- TASK BRIEF
The answer is one number: how many lines hold the string "icon".

— start GIVEN DATA —

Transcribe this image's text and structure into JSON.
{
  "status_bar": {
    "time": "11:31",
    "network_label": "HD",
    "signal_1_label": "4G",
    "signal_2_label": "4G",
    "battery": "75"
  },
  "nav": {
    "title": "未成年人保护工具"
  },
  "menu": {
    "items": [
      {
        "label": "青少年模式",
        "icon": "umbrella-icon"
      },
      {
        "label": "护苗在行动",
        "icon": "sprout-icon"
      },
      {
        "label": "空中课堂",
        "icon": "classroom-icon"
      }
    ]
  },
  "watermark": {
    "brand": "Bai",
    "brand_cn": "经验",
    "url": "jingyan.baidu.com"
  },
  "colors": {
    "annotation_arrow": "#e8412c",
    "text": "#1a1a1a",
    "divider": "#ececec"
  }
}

— end GIVEN DATA —

- FULL SOLUTION
3